_Task to carry out_
Go through the listing beneath this task and return every line that carries the string "same".

■ ■ ■ ■ ■ ■ ■

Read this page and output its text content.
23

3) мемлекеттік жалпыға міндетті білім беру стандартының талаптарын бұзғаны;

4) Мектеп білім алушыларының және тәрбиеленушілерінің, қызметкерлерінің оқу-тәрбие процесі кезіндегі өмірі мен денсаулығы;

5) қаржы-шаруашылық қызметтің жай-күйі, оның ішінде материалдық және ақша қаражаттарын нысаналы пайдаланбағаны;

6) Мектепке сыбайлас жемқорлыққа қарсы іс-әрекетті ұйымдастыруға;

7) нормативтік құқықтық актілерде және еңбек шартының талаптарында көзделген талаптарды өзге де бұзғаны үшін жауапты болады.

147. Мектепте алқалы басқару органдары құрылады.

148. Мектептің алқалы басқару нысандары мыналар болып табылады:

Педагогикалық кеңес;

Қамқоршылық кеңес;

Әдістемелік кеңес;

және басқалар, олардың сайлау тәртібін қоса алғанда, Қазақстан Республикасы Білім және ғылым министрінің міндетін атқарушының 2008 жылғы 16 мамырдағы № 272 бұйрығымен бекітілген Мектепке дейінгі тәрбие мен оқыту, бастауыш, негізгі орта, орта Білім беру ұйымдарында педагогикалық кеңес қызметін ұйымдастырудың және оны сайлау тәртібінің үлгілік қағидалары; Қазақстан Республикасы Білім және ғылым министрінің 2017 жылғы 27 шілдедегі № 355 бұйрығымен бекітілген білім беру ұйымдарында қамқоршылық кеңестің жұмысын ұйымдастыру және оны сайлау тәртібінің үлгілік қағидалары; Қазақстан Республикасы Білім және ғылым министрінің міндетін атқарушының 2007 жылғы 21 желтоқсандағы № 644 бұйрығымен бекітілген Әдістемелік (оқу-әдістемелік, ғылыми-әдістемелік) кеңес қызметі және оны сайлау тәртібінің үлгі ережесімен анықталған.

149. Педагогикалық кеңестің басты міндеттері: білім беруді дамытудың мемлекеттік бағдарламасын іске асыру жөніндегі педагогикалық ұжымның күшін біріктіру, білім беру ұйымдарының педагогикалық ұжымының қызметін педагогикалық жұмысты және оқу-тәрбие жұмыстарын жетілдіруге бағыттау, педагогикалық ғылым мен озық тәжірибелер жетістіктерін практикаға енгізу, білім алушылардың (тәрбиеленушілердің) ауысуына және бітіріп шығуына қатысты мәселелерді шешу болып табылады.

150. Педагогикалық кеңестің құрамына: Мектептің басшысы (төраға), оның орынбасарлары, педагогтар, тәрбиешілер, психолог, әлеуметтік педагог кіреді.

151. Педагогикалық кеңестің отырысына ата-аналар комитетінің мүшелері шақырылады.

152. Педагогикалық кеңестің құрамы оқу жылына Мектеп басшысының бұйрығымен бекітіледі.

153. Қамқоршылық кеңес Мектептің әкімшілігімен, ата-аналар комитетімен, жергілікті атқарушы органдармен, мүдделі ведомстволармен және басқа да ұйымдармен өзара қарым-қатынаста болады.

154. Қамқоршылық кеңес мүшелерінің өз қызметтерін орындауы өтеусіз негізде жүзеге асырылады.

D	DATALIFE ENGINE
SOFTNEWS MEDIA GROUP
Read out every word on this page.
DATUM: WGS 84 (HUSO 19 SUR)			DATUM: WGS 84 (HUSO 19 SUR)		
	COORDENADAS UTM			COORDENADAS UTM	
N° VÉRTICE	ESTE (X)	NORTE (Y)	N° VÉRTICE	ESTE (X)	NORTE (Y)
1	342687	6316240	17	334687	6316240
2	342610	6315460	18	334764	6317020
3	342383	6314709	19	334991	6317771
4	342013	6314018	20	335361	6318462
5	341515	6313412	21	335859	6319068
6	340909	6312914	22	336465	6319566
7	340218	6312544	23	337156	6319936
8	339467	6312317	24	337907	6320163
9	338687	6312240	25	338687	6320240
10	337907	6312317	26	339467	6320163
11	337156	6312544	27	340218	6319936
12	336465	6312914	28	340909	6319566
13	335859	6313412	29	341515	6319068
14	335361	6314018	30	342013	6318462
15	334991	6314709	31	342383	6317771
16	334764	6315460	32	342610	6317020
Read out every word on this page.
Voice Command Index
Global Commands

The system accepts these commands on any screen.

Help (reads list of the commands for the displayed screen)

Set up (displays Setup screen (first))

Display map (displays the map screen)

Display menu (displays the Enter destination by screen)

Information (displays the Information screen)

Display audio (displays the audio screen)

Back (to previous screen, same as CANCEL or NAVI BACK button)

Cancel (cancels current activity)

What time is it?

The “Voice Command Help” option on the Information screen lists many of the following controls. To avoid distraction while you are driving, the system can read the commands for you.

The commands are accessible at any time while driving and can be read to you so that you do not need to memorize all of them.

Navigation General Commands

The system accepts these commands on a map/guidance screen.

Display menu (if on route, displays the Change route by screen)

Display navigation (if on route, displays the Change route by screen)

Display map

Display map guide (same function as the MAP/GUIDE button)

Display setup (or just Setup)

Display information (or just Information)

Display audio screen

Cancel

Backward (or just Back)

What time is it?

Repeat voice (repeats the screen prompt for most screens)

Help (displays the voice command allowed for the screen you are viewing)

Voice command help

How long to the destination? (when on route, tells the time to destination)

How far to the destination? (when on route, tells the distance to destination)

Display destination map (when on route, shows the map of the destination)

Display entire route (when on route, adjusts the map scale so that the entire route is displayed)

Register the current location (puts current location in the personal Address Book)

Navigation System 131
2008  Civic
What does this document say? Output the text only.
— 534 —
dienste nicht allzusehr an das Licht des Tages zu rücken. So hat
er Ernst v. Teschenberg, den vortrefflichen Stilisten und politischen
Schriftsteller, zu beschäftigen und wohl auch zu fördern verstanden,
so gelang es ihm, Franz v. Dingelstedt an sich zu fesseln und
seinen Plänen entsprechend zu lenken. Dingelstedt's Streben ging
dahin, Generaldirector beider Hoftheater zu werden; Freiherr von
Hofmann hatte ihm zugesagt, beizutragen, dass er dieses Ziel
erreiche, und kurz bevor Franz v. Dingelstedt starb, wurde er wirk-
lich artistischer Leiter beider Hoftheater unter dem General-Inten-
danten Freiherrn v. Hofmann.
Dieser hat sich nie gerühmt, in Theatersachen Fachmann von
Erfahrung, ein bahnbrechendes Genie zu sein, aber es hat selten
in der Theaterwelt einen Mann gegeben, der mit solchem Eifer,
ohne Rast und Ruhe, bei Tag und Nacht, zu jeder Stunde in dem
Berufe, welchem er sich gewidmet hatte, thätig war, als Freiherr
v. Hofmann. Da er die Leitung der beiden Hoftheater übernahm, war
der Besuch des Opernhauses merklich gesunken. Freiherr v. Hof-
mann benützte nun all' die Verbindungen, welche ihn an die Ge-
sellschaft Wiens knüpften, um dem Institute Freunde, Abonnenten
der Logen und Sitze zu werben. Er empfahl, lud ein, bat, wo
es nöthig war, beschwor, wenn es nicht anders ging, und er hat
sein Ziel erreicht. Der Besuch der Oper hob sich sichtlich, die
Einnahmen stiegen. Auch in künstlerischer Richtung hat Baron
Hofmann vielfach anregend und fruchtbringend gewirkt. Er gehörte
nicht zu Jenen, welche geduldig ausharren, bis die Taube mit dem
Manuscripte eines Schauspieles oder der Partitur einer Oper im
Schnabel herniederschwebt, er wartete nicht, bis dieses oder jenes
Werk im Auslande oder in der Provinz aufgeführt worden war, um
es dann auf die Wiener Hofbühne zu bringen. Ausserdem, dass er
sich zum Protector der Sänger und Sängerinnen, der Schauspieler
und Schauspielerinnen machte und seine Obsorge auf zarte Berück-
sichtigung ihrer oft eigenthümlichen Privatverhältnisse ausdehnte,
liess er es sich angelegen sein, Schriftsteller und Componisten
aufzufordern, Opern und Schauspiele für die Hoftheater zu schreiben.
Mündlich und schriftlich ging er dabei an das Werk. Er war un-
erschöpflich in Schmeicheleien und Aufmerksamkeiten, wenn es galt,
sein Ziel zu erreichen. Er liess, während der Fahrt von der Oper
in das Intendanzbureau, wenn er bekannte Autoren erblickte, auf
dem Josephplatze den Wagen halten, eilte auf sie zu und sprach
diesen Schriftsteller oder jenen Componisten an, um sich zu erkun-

■ ■ ■ ■ ■ ■ ■

_Result_
Back (to previous screen, same as CANCEL or NAVI BACK button)
Display map guide (same function as the MAP/GUIDE button)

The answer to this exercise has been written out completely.